• [Description of the task]:
All the entries need to be quoted exactly, apart from the pictures, which you should drop.

• [Entries provided]:
>>>>

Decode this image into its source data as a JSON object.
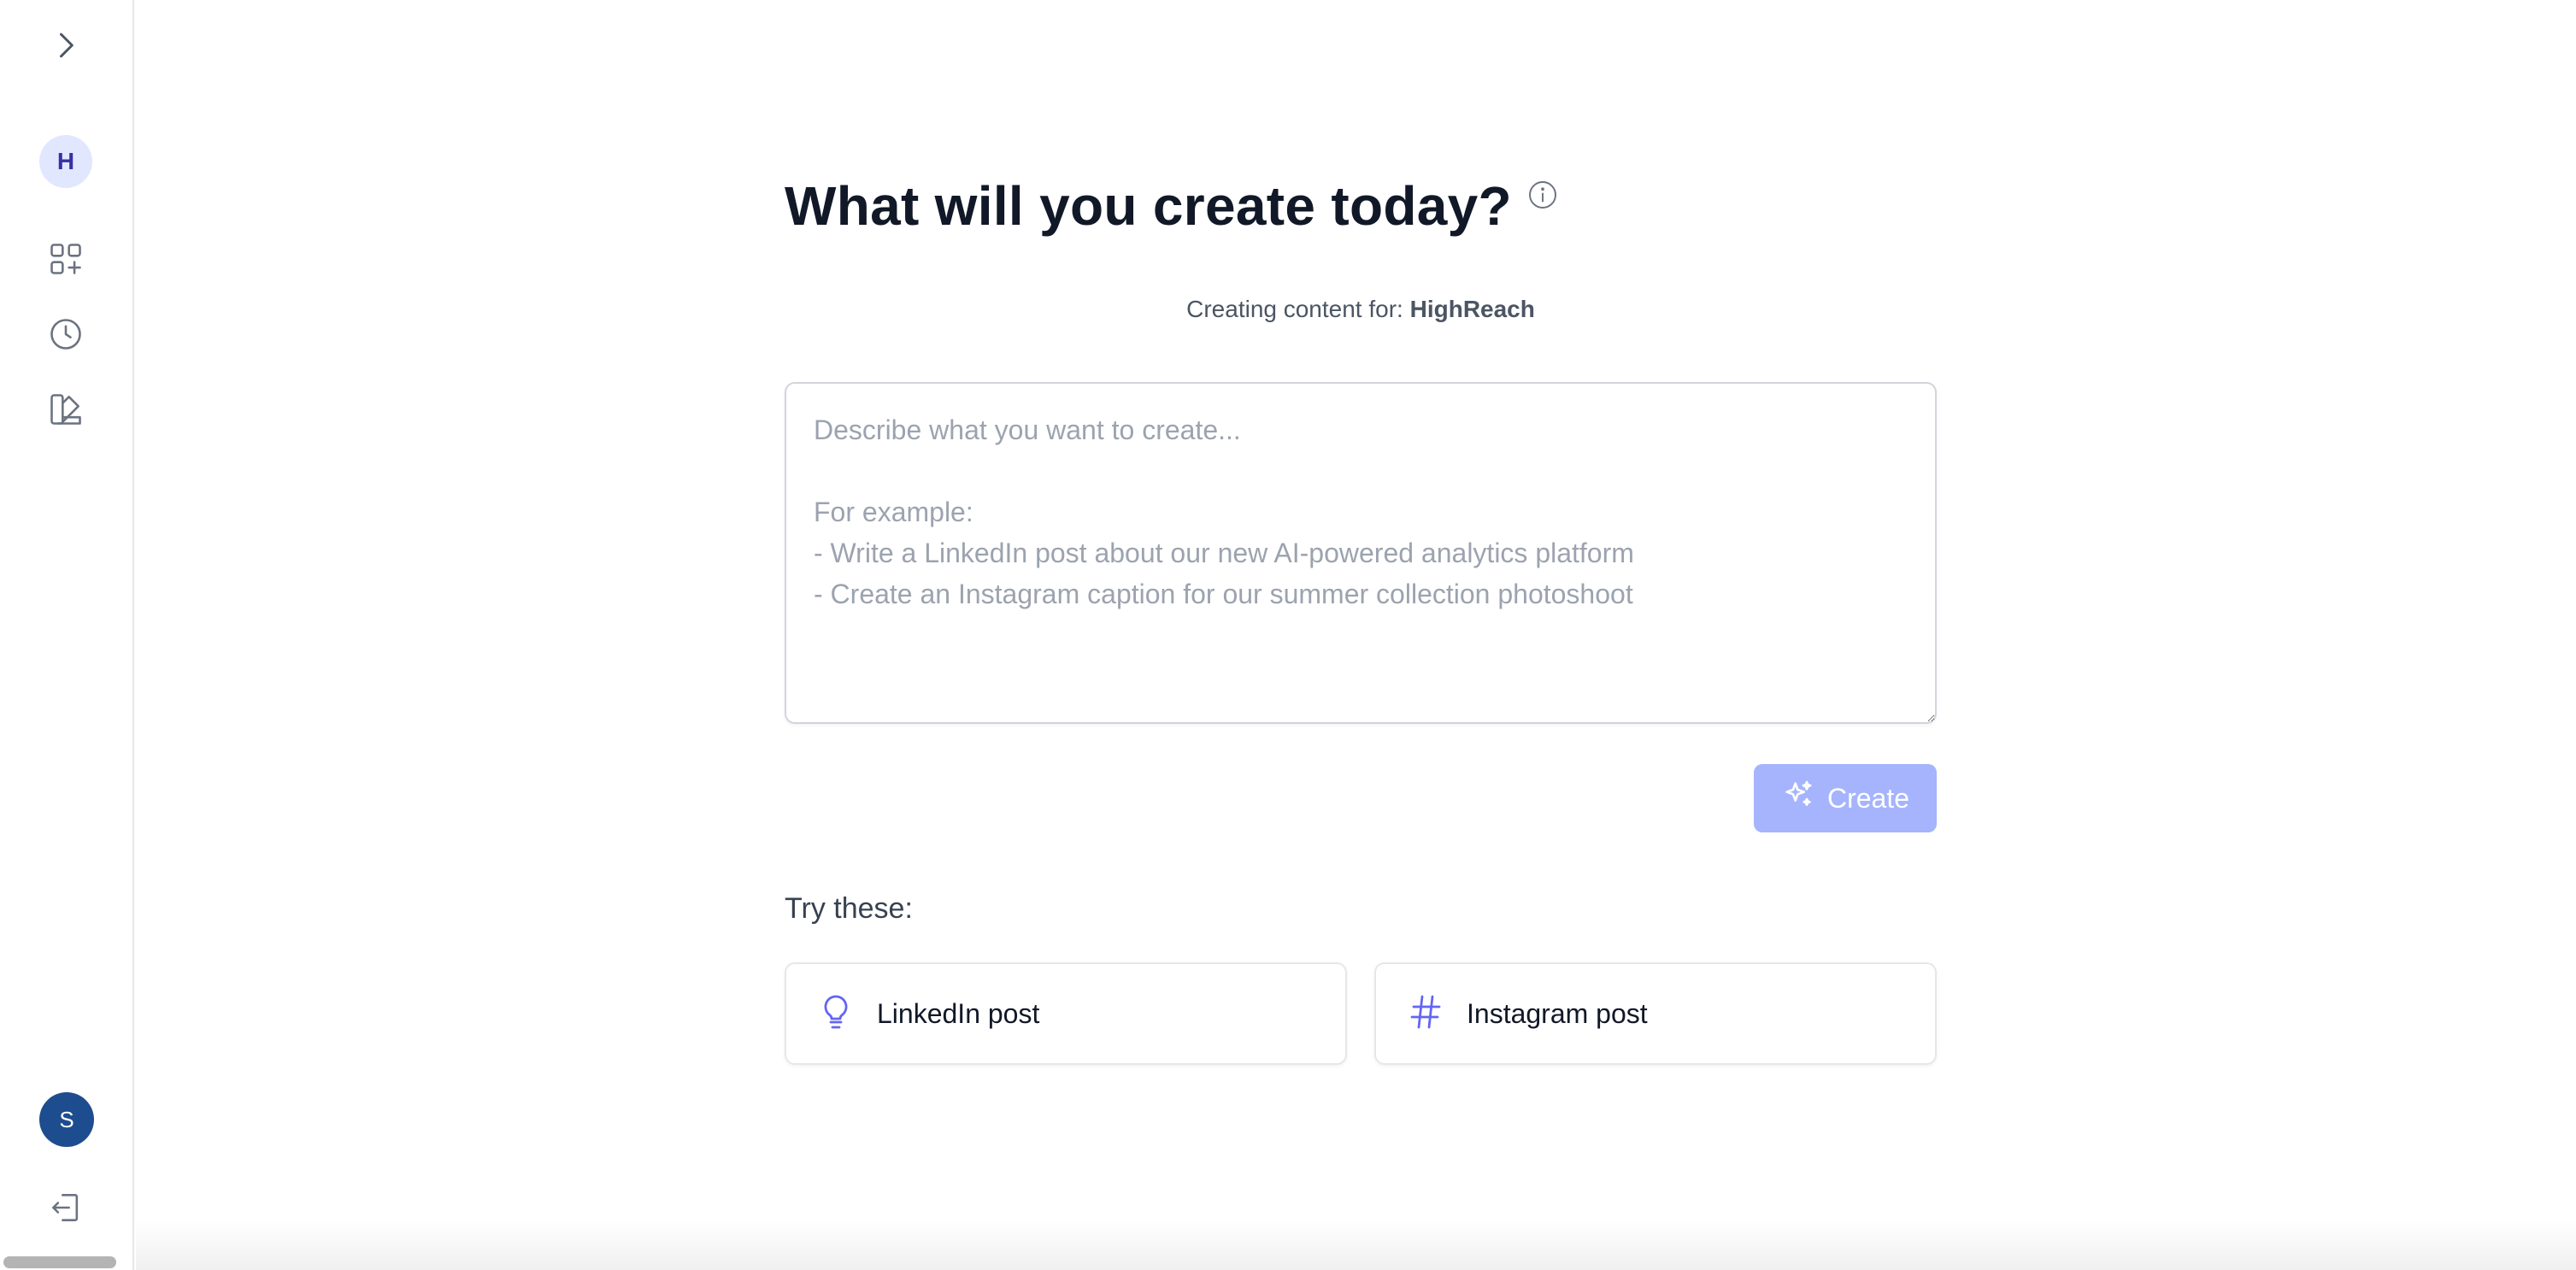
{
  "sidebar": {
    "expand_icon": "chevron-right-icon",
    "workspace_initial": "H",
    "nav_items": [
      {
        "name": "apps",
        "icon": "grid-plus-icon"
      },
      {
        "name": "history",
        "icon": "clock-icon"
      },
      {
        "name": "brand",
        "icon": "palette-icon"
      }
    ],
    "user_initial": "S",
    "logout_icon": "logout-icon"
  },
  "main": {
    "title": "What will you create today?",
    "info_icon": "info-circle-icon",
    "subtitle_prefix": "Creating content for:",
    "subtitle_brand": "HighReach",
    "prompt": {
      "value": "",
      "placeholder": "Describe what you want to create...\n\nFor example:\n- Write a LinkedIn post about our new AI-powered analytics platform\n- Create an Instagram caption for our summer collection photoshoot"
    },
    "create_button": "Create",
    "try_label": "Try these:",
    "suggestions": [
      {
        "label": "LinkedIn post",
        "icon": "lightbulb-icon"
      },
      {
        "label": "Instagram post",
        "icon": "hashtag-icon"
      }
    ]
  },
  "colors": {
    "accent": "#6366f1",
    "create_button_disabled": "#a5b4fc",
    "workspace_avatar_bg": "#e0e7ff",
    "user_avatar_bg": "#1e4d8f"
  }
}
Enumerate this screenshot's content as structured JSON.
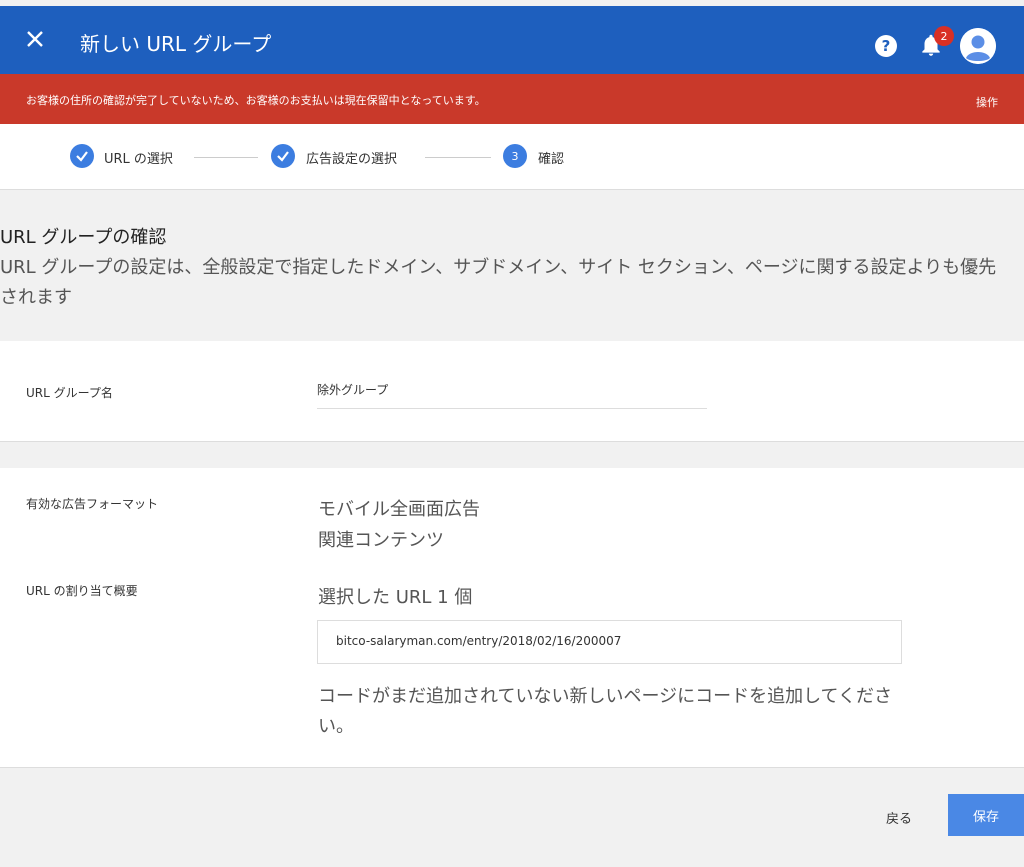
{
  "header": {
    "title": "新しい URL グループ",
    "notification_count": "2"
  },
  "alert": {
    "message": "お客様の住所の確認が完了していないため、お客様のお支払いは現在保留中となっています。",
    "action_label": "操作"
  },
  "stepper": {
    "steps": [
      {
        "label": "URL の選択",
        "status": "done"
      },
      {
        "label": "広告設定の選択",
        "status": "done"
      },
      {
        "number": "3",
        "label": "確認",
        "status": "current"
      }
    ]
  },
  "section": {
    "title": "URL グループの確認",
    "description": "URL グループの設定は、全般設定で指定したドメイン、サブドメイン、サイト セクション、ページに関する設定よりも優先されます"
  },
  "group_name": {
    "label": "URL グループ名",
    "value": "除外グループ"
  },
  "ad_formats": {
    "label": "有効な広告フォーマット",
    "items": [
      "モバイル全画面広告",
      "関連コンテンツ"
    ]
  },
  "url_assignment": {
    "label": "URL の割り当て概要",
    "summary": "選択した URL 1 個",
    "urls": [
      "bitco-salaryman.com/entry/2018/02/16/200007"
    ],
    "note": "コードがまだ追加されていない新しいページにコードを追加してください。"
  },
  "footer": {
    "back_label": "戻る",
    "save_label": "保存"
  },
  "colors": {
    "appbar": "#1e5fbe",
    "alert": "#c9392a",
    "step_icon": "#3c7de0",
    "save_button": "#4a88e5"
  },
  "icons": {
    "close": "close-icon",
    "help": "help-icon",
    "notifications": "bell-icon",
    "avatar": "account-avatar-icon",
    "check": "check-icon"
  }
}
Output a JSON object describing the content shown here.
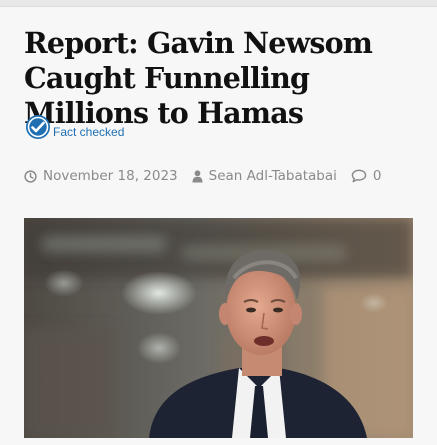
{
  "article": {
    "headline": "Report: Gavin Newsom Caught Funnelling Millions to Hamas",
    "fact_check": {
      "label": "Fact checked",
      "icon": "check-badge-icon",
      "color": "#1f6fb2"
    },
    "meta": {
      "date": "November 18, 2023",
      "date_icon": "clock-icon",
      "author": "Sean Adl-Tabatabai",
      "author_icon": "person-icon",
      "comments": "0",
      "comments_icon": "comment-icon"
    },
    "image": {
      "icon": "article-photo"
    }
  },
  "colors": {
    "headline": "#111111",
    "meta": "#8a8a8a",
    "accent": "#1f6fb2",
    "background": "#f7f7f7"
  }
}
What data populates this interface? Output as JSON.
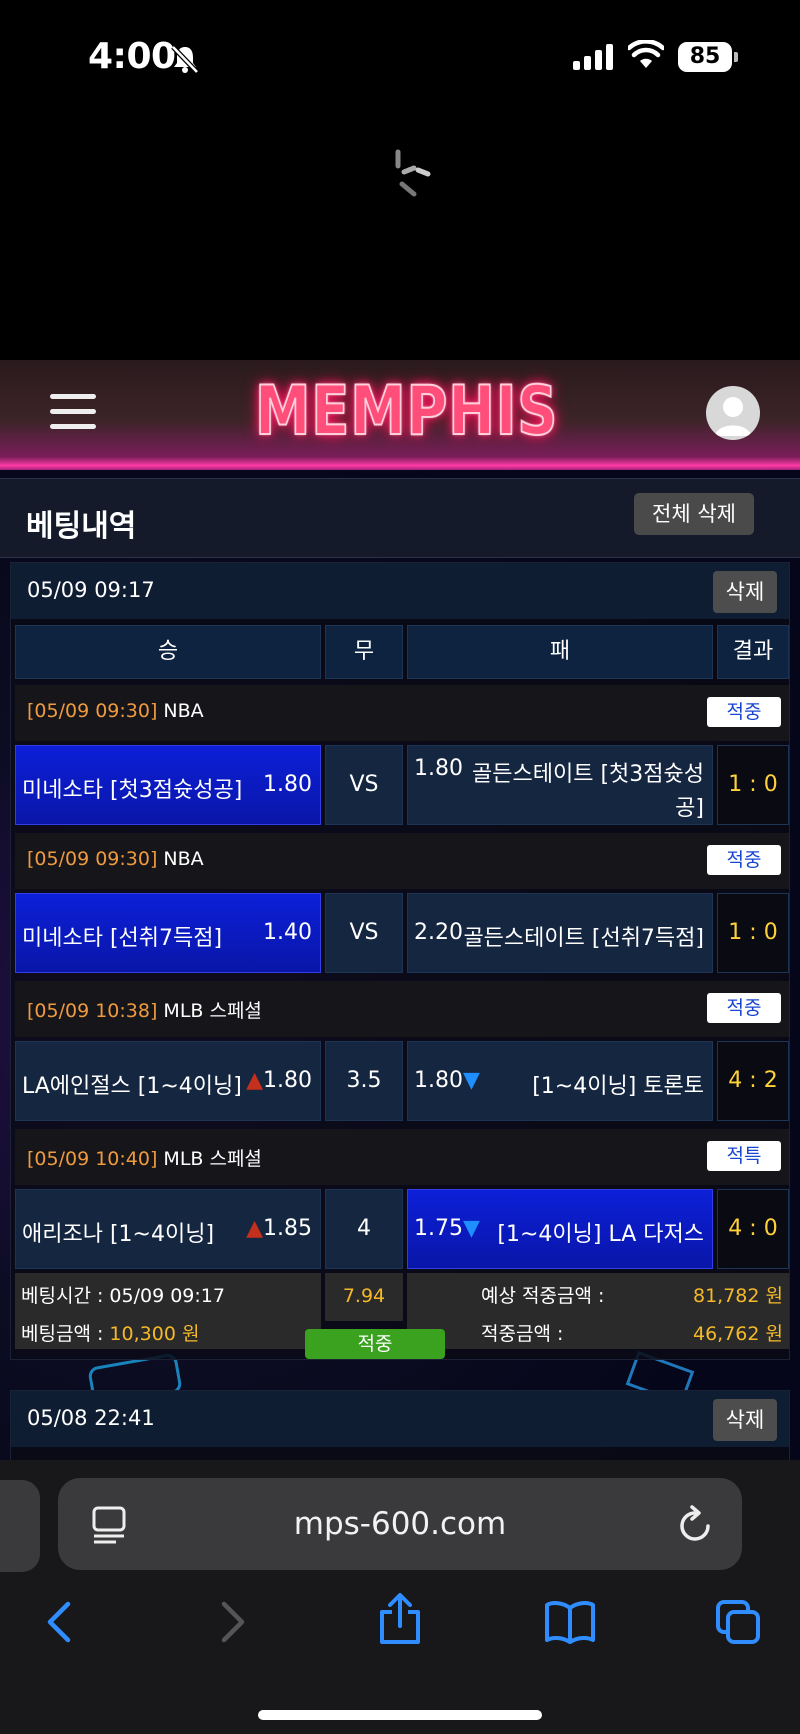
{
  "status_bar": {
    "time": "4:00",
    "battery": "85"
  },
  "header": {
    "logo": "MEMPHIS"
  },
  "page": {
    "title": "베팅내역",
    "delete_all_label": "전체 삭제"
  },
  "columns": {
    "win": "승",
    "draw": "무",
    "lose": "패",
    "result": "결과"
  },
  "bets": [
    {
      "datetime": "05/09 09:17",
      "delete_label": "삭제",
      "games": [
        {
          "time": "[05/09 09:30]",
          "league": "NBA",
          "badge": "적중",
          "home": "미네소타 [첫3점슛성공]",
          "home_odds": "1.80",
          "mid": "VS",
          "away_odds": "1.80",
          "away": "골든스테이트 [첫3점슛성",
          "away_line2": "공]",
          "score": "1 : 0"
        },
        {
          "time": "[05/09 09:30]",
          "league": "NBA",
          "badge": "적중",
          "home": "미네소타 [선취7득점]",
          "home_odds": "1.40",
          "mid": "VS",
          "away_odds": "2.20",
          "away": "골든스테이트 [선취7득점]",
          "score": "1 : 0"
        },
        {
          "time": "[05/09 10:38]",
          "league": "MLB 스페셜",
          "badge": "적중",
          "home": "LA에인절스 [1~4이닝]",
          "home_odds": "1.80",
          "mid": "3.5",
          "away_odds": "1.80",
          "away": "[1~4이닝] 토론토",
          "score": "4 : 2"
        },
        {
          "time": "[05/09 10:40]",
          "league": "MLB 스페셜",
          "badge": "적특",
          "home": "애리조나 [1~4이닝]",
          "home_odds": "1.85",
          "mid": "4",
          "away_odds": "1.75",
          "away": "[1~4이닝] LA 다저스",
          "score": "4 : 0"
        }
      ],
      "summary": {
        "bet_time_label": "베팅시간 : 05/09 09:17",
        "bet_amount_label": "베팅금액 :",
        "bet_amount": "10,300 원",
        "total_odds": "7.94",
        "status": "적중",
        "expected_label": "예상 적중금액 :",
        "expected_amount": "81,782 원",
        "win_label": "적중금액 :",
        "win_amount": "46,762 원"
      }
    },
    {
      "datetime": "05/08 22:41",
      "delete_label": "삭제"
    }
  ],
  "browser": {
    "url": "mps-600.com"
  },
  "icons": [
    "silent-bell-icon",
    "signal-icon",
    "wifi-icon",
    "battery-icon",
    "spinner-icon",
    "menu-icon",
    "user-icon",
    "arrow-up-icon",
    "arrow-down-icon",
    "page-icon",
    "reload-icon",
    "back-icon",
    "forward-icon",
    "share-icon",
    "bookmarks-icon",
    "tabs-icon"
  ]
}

<<<<

• [Complete answer]:
Decode this image into its source data as a JSON object.
{
  "sidebar": {
    "expand_icon": "chevron-right-icon",
    "workspace_initial": "H",
    "nav_items": [
      {
        "name": "apps",
        "icon": "grid-plus-icon"
      },
      {
        "name": "history",
        "icon": "clock-icon"
      },
      {
        "name": "brand",
        "icon": "palette-icon"
      }
    ],
    "user_initial": "S",
    "logout_icon": "logout-icon"
  },
  "main": {
    "title": "What will you create today?",
    "info_icon": "info-circle-icon",
    "subtitle_prefix": "Creating content for:",
    "subtitle_brand": "HighReach",
    "prompt": {
      "value": "",
      "placeholder": "Describe what you want to create...\n\nFor example:\n- Write a LinkedIn post about our new AI-powered analytics platform\n- Create an Instagram caption for our summer collection photoshoot"
    },
    "create_button": "Create",
    "try_label": "Try these:",
    "suggestions": [
      {
        "label": "LinkedIn post",
        "icon": "lightbulb-icon"
      },
      {
        "label": "Instagram post",
        "icon": "hashtag-icon"
      }
    ]
  },
  "colors": {
    "accent": "#6366f1",
    "create_button_disabled": "#a5b4fc",
    "workspace_avatar_bg": "#e0e7ff",
    "user_avatar_bg": "#1e4d8f"
  }
}
Enumerate this screenshot's content as structured JSON.
{
  "header": {
    "title": "新しい URL グループ",
    "notification_count": "2"
  },
  "alert": {
    "message": "お客様の住所の確認が完了していないため、お客様のお支払いは現在保留中となっています。",
    "action_label": "操作"
  },
  "stepper": {
    "steps": [
      {
        "label": "URL の選択",
        "status": "done"
      },
      {
        "label": "広告設定の選択",
        "status": "done"
      },
      {
        "number": "3",
        "label": "確認",
        "status": "current"
      }
    ]
  },
  "section": {
    "title": "URL グループの確認",
    "description": "URL グループの設定は、全般設定で指定したドメイン、サブドメイン、サイト セクション、ページに関する設定よりも優先されます"
  },
  "group_name": {
    "label": "URL グループ名",
    "value": "除外グループ"
  },
  "ad_formats": {
    "label": "有効な広告フォーマット",
    "items": [
      "モバイル全画面広告",
      "関連コンテンツ"
    ]
  },
  "url_assignment": {
    "label": "URL の割り当て概要",
    "summary": "選択した URL 1 個",
    "urls": [
      "bitco-salaryman.com/entry/2018/02/16/200007"
    ],
    "note": "コードがまだ追加されていない新しいページにコードを追加してください。"
  },
  "footer": {
    "back_label": "戻る",
    "save_label": "保存"
  },
  "colors": {
    "appbar": "#1e5fbe",
    "alert": "#c9392a",
    "step_icon": "#3c7de0",
    "save_button": "#4a88e5"
  },
  "icons": {
    "close": "close-icon",
    "help": "help-icon",
    "notifications": "bell-icon",
    "avatar": "account-avatar-icon",
    "check": "check-icon"
  }
}
Output a JSON object describing the content shown here.
{
  "article": {
    "headline": "Report: Gavin Newsom Caught Funnelling Millions to Hamas",
    "fact_check": {
      "label": "Fact checked",
      "icon": "check-badge-icon",
      "color": "#1f6fb2"
    },
    "meta": {
      "date": "November 18, 2023",
      "date_icon": "clock-icon",
      "author": "Sean Adl-Tabatabai",
      "author_icon": "person-icon",
      "comments": "0",
      "comments_icon": "comment-icon"
    },
    "image": {
      "icon": "article-photo"
    }
  },
  "colors": {
    "headline": "#111111",
    "meta": "#8a8a8a",
    "accent": "#1f6fb2",
    "background": "#f7f7f7"
  }
}
What data populates this interface? Output as JSON.
{
  "status_bar": {
    "time": "4:00",
    "battery": "85"
  },
  "header": {
    "logo": "MEMPHIS"
  },
  "page": {
    "title": "베팅내역",
    "delete_all_label": "전체 삭제"
  },
  "columns": {
    "win": "승",
    "draw": "무",
    "lose": "패",
    "result": "결과"
  },
  "bets": [
    {
      "datetime": "05/09 09:17",
      "delete_label": "삭제",
      "games": [
        {
          "time": "[05/09 09:30]",
          "league": "NBA",
          "badge": "적중",
          "home": "미네소타 [첫3점슛성공]",
          "home_odds": "1.80",
          "mid": "VS",
          "away_odds": "1.80",
          "away": "골든스테이트 [첫3점슛성",
          "away_line2": "공]",
          "score": "1 : 0"
        },
        {
          "time": "[05/09 09:30]",
          "league": "NBA",
          "badge": "적중",
          "home": "미네소타 [선취7득점]",
          "home_odds": "1.40",
          "mid": "VS",
          "away_odds": "2.20",
          "away": "골든스테이트 [선취7득점]",
          "score": "1 : 0"
        },
        {
          "time": "[05/09 10:38]",
          "league": "MLB 스페셜",
          "badge": "적중",
          "home": "LA에인절스 [1~4이닝]",
          "home_odds": "1.80",
          "mid": "3.5",
          "away_odds": "1.80",
          "away": "[1~4이닝] 토론토",
          "score": "4 : 2"
        },
        {
          "time": "[05/09 10:40]",
          "league": "MLB 스페셜",
          "badge": "적특",
          "home": "애리조나 [1~4이닝]",
          "home_odds": "1.85",
          "mid": "4",
          "away_odds": "1.75",
          "away": "[1~4이닝] LA 다저스",
          "score": "4 : 0"
        }
      ],
      "summary": {
        "bet_time_label": "베팅시간 : 05/09 09:17",
        "bet_amount_label": "베팅금액 :",
        "bet_amount": "10,300 원",
        "total_odds": "7.94",
        "status": "적중",
        "expected_label": "예상 적중금액 :",
        "expected_amount": "81,782 원",
        "win_label": "적중금액 :",
        "win_amount": "46,762 원"
      }
    },
    {
      "datetime": "05/08 22:41",
      "delete_label": "삭제"
    }
  ],
  "browser": {
    "url": "mps-600.com"
  },
  "icons": [
    "silent-bell-icon",
    "signal-icon",
    "wifi-icon",
    "battery-icon",
    "spinner-icon",
    "menu-icon",
    "user-icon",
    "arrow-up-icon",
    "arrow-down-icon",
    "page-icon",
    "reload-icon",
    "back-icon",
    "forward-icon",
    "share-icon",
    "bookmarks-icon",
    "tabs-icon"
  ]
}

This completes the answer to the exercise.